## [RECORDS SUPPLIED]
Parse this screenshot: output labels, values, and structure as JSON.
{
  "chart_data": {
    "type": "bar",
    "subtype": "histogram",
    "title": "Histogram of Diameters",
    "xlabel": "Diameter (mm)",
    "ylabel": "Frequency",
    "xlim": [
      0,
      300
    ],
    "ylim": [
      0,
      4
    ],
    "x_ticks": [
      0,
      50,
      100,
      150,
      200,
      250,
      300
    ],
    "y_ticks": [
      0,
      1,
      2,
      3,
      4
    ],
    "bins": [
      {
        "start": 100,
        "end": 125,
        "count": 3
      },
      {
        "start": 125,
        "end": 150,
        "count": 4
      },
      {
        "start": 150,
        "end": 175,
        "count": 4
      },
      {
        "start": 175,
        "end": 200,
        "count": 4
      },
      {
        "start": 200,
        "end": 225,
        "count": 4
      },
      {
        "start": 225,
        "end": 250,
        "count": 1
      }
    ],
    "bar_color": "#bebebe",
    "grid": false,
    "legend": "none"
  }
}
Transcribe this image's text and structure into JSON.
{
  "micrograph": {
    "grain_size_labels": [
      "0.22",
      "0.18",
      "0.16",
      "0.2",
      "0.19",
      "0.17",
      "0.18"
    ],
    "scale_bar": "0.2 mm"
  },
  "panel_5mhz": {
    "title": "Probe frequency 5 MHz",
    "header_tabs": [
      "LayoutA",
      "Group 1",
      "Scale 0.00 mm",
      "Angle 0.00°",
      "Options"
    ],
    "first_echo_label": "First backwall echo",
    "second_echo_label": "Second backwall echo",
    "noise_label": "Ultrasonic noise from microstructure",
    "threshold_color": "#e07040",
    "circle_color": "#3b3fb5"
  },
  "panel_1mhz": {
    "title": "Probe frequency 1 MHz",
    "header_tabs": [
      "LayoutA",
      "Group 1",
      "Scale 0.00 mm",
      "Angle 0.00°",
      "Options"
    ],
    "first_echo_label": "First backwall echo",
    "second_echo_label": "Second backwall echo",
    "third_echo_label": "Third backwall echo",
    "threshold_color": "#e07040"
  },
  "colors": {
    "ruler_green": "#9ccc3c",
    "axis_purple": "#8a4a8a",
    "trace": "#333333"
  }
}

## [EXERCISE OBJECTIVE]
Select and copy every line of the listing with the word "JSON".

## [TASK RESPONSE]
Parse this screenshot: output labels, values, and structure as JSON.
Transcribe this image's text and structure into JSON.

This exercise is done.